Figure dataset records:
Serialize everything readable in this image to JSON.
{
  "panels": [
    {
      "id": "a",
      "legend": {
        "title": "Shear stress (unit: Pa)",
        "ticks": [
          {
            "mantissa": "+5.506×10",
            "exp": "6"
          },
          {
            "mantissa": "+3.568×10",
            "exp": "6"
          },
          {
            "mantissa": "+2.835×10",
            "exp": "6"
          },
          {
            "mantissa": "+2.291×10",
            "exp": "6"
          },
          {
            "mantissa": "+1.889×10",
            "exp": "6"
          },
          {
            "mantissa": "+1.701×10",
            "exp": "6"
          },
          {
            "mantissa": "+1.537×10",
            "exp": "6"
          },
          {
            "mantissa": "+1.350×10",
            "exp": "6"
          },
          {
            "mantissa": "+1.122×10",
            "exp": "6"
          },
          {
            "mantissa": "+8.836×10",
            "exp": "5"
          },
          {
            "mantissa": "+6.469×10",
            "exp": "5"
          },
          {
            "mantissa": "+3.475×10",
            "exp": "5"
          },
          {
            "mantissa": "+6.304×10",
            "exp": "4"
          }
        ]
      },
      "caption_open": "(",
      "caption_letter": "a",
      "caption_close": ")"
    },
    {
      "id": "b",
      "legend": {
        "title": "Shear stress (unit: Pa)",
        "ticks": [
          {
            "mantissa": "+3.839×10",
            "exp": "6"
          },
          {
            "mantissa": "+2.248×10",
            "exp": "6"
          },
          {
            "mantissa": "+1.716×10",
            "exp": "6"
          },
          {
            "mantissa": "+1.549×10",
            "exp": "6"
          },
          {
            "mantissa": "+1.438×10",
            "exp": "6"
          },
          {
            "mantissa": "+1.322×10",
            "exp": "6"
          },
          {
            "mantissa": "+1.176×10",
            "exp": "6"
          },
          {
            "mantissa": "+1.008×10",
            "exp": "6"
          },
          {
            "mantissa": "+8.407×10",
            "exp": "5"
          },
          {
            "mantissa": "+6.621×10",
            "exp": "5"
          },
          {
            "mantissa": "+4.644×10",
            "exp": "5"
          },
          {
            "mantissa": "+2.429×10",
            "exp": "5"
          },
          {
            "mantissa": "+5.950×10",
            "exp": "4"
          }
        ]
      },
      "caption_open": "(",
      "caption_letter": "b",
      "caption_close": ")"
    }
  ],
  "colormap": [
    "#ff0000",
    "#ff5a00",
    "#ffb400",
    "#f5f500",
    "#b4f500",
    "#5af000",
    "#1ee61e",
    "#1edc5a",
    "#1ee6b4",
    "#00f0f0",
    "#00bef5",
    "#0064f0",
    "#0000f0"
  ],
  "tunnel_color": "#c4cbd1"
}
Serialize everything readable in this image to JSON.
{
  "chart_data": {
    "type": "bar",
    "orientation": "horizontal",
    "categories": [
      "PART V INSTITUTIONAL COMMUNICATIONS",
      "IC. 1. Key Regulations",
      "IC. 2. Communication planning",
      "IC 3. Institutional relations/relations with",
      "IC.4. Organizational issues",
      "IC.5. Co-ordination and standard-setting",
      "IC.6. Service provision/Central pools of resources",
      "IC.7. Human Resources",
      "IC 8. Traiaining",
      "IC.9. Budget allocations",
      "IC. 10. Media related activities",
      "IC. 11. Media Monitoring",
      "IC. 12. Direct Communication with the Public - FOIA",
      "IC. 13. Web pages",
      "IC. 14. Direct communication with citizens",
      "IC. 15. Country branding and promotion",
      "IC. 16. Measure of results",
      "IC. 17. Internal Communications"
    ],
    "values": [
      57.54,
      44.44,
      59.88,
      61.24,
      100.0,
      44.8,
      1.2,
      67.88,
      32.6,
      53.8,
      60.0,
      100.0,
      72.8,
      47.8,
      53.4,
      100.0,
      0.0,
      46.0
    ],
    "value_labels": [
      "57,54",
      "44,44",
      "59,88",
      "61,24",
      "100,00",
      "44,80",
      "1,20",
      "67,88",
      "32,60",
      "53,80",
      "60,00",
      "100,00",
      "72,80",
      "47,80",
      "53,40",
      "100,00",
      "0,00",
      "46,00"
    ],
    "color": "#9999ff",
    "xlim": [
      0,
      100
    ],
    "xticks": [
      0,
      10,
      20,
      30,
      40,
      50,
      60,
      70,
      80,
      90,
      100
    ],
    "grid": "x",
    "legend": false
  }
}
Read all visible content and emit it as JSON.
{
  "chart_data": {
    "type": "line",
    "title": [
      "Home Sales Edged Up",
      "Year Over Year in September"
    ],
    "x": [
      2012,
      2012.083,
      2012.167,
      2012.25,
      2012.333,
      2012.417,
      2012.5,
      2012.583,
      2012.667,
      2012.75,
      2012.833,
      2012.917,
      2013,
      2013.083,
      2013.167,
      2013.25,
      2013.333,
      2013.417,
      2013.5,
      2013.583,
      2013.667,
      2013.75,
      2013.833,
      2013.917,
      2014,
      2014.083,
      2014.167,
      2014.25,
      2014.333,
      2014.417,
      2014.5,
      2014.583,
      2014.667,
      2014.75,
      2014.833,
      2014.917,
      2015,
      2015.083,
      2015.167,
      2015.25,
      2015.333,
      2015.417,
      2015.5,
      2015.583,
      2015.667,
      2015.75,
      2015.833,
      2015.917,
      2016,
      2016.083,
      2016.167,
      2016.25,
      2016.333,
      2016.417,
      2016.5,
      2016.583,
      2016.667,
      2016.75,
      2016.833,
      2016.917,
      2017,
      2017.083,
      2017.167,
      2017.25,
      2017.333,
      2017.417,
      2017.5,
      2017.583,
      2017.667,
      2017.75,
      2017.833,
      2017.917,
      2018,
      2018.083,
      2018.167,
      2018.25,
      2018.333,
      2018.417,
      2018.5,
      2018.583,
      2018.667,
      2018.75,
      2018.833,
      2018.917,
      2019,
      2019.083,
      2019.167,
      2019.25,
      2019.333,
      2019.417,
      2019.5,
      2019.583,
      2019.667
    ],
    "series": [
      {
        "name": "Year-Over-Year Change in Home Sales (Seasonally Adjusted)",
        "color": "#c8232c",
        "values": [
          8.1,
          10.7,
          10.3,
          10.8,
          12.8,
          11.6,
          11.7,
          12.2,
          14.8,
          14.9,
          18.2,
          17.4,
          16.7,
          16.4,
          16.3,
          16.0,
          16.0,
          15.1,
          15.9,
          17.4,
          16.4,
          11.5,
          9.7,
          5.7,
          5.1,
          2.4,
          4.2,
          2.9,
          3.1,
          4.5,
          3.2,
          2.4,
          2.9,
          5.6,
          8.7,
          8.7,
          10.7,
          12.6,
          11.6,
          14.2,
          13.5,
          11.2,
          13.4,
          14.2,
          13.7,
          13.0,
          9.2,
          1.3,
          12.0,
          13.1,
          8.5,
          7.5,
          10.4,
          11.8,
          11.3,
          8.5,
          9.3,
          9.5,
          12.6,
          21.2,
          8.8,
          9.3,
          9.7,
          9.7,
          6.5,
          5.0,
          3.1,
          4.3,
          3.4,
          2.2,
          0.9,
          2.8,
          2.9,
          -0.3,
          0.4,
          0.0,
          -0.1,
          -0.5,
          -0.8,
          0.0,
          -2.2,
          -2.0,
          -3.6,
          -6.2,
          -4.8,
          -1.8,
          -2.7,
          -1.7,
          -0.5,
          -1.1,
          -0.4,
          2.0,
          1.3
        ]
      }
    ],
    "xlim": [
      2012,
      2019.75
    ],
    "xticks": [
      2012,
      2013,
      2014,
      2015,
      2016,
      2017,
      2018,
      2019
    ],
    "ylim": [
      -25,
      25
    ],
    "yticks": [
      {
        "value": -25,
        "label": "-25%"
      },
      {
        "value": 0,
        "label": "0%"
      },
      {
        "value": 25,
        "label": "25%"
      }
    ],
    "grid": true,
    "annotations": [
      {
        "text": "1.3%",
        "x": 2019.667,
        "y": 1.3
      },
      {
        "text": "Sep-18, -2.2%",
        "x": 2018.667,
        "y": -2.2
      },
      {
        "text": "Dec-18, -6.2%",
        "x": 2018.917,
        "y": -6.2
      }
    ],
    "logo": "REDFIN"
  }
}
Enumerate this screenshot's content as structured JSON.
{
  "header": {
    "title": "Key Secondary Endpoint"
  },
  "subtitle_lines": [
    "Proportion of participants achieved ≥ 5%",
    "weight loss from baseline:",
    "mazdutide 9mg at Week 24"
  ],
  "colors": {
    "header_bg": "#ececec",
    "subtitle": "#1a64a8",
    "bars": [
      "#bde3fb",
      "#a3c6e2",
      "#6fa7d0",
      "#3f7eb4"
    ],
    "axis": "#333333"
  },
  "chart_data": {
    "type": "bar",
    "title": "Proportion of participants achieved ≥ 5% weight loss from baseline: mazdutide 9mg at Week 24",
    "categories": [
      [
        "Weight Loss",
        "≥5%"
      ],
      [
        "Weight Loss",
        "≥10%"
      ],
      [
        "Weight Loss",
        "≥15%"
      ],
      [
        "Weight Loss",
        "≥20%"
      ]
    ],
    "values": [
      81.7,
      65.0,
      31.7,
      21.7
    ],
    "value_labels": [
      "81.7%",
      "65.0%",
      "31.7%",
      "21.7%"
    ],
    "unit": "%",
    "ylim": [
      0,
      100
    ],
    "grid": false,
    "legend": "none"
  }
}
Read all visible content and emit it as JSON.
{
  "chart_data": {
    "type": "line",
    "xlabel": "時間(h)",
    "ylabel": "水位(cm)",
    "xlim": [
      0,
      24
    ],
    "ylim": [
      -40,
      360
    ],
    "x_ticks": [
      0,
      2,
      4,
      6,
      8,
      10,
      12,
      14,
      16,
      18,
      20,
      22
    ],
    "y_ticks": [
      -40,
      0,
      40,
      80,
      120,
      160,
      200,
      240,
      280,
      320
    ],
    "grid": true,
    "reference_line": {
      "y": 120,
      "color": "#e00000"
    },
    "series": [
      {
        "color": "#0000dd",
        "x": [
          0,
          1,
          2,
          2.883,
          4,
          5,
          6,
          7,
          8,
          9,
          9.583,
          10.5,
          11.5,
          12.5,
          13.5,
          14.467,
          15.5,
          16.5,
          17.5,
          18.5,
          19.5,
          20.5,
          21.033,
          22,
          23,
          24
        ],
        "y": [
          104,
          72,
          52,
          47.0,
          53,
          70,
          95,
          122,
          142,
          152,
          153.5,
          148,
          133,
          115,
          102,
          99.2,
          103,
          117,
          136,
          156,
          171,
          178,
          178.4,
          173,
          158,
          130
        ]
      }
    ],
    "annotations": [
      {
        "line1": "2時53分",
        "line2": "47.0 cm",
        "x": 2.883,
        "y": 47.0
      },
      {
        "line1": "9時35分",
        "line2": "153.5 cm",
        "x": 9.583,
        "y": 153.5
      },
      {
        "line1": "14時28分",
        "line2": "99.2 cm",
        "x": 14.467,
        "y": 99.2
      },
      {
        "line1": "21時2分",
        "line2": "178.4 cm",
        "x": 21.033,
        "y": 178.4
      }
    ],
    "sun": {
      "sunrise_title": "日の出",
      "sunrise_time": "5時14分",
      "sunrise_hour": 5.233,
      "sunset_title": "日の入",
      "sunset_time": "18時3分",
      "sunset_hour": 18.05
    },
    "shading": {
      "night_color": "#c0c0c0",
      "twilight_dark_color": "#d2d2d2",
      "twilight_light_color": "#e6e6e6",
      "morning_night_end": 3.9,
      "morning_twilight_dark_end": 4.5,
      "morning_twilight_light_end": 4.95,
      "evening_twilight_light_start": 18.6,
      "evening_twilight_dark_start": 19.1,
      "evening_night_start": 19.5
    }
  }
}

_Your goal_
Make a list of all lines in the data that contain "Year".

_Complete response_
      "Year Over Year in September"
        "name": "Year-Over-Year Change in Home Sales (Seasonally Adjusted)",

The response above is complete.